Write out each line of the listing as it stands, without the images.

- Stored data -
==================================================

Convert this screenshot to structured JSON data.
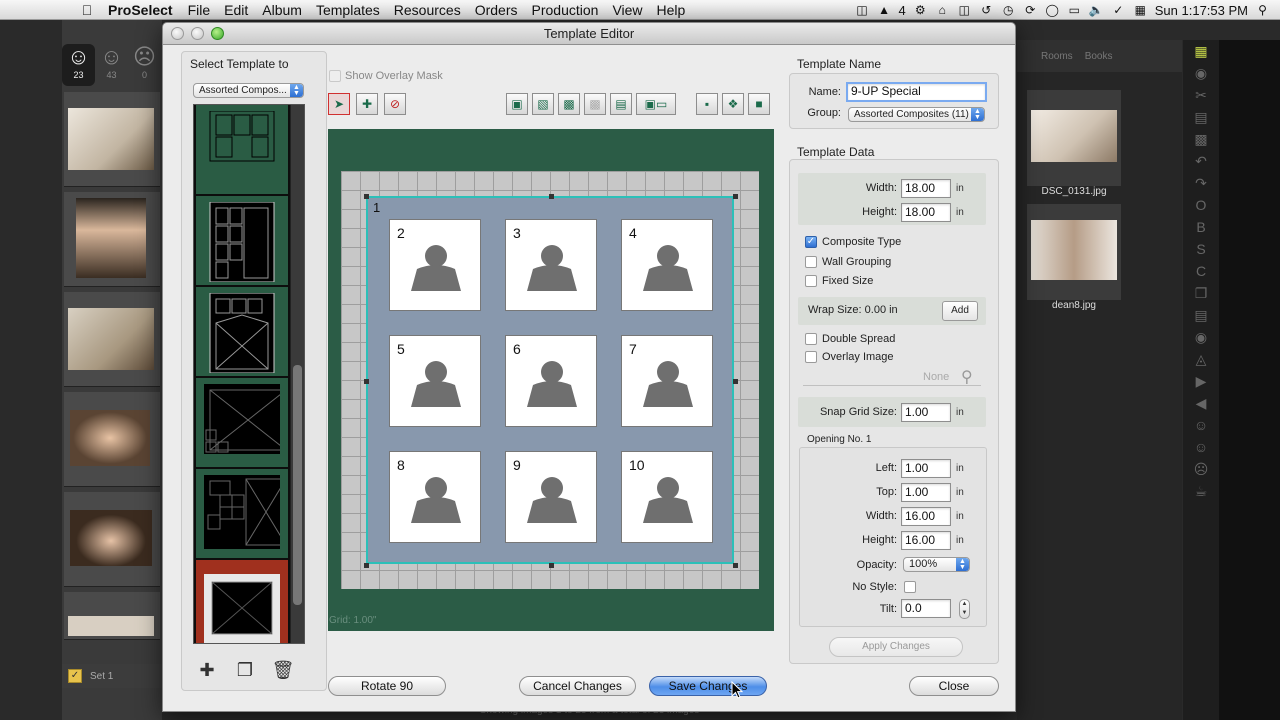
{
  "menubar": {
    "app": "ProSelect",
    "items": [
      "File",
      "Edit",
      "Album",
      "Templates",
      "Resources",
      "Orders",
      "Production",
      "View",
      "Help"
    ],
    "badge_count": "4",
    "clock": "Sun 1:17:53 PM"
  },
  "background": {
    "faces": [
      {
        "icon": "happy-face-icon",
        "count": "23"
      },
      {
        "icon": "neutral-face-icon",
        "count": "43"
      },
      {
        "icon": "sad-face-icon",
        "count": "0"
      }
    ],
    "set_label": "Set 1",
    "right_tabs": [
      "Rooms",
      "Books"
    ],
    "right_thumbs": [
      {
        "label": "DSC_0131.jpg"
      },
      {
        "label": "dean8.jpg"
      }
    ],
    "status": "Showing images 1 to 23 from a total of 23 images"
  },
  "dialog": {
    "title": "Template Editor",
    "left": {
      "heading": "Select Template to",
      "template_popup": "Assorted Compos...",
      "templates_count": 6
    },
    "center": {
      "overlay_mask_label": "Show Overlay Mask",
      "frame_number": "1",
      "openings": [
        "2",
        "3",
        "4",
        "5",
        "6",
        "7",
        "8",
        "9",
        "10"
      ],
      "grid_label": "Grid: 1.00\""
    },
    "right": {
      "template_name_heading": "Template Name",
      "name_label": "Name:",
      "name_value": "9-UP Special",
      "group_label": "Group:",
      "group_value": "Assorted Composites (11)",
      "template_data_heading": "Template Data",
      "width_label": "Width:",
      "width_value": "18.00",
      "height_label": "Height:",
      "height_value": "18.00",
      "unit": "in",
      "composite_type": "Composite Type",
      "wall_grouping": "Wall Grouping",
      "fixed_size": "Fixed Size",
      "wrap_size": "Wrap Size: 0.00 in",
      "add_button": "Add",
      "double_spread": "Double Spread",
      "overlay_image": "Overlay Image",
      "overlay_none": "None",
      "snap_label": "Snap Grid Size:",
      "snap_value": "1.00",
      "opening_heading": "Opening No. 1",
      "left_label": "Left:",
      "left_value": "1.00",
      "top_label": "Top:",
      "top_value": "1.00",
      "o_width_label": "Width:",
      "o_width_value": "16.00",
      "o_height_label": "Height:",
      "o_height_value": "16.00",
      "opacity_label": "Opacity:",
      "opacity_value": "100%",
      "no_style_label": "No Style:",
      "tilt_label": "Tilt:",
      "tilt_value": "0.0",
      "apply_button": "Apply Changes"
    },
    "buttons": {
      "rotate": "Rotate 90",
      "cancel": "Cancel Changes",
      "save": "Save Changes",
      "close": "Close"
    }
  },
  "colors": {
    "canvas_green": "#2b5c46",
    "frame_teal": "#2cc0b8",
    "frame_fill": "#8898ad",
    "selected_template": "#a0301e",
    "default_button": "#4e8ee8"
  }
}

==================================================

- Result of the exercise -
Convert this screenshot to structured JSON data.
{
  "menubar": {
    "app": "ProSelect",
    "items": [
      "File",
      "Edit",
      "Album",
      "Templates",
      "Resources",
      "Orders",
      "Production",
      "View",
      "Help"
    ],
    "badge_count": "4",
    "clock": "Sun 1:17:53 PM"
  },
  "background": {
    "faces": [
      {
        "icon": "happy-face-icon",
        "count": "23"
      },
      {
        "icon": "neutral-face-icon",
        "count": "43"
      },
      {
        "icon": "sad-face-icon",
        "count": "0"
      }
    ],
    "set_label": "Set 1",
    "right_tabs": [
      "Rooms",
      "Books"
    ],
    "right_thumbs": [
      {
        "label": "DSC_0131.jpg"
      },
      {
        "label": "dean8.jpg"
      }
    ],
    "status": "Showing images 1 to 23 from a total of 23 images"
  },
  "dialog": {
    "title": "Template Editor",
    "left": {
      "heading": "Select Template to",
      "template_popup": "Assorted Compos...",
      "templates_count": 6
    },
    "center": {
      "overlay_mask_label": "Show Overlay Mask",
      "frame_number": "1",
      "openings": [
        "2",
        "3",
        "4",
        "5",
        "6",
        "7",
        "8",
        "9",
        "10"
      ],
      "grid_label": "Grid: 1.00\""
    },
    "right": {
      "template_name_heading": "Template Name",
      "name_label": "Name:",
      "name_value": "9-UP Special",
      "group_label": "Group:",
      "group_value": "Assorted Composites (11)",
      "template_data_heading": "Template Data",
      "width_label": "Width:",
      "width_value": "18.00",
      "height_label": "Height:",
      "height_value": "18.00",
      "unit": "in",
      "composite_type": "Composite Type",
      "wall_grouping": "Wall Grouping",
      "fixed_size": "Fixed Size",
      "wrap_size": "Wrap Size: 0.00 in",
      "add_button": "Add",
      "double_spread": "Double Spread",
      "overlay_image": "Overlay Image",
      "overlay_none": "None",
      "snap_label": "Snap Grid Size:",
      "snap_value": "1.00",
      "opening_heading": "Opening No. 1",
      "left_label": "Left:",
      "left_value": "1.00",
      "top_label": "Top:",
      "top_value": "1.00",
      "o_width_label": "Width:",
      "o_width_value": "16.00",
      "o_height_label": "Height:",
      "o_height_value": "16.00",
      "opacity_label": "Opacity:",
      "opacity_value": "100%",
      "no_style_label": "No Style:",
      "tilt_label": "Tilt:",
      "tilt_value": "0.0",
      "apply_button": "Apply Changes"
    },
    "buttons": {
      "rotate": "Rotate 90",
      "cancel": "Cancel Changes",
      "save": "Save Changes",
      "close": "Close"
    }
  },
  "colors": {
    "canvas_green": "#2b5c46",
    "frame_teal": "#2cc0b8",
    "frame_fill": "#8898ad",
    "selected_template": "#a0301e",
    "default_button": "#4e8ee8"
  }
}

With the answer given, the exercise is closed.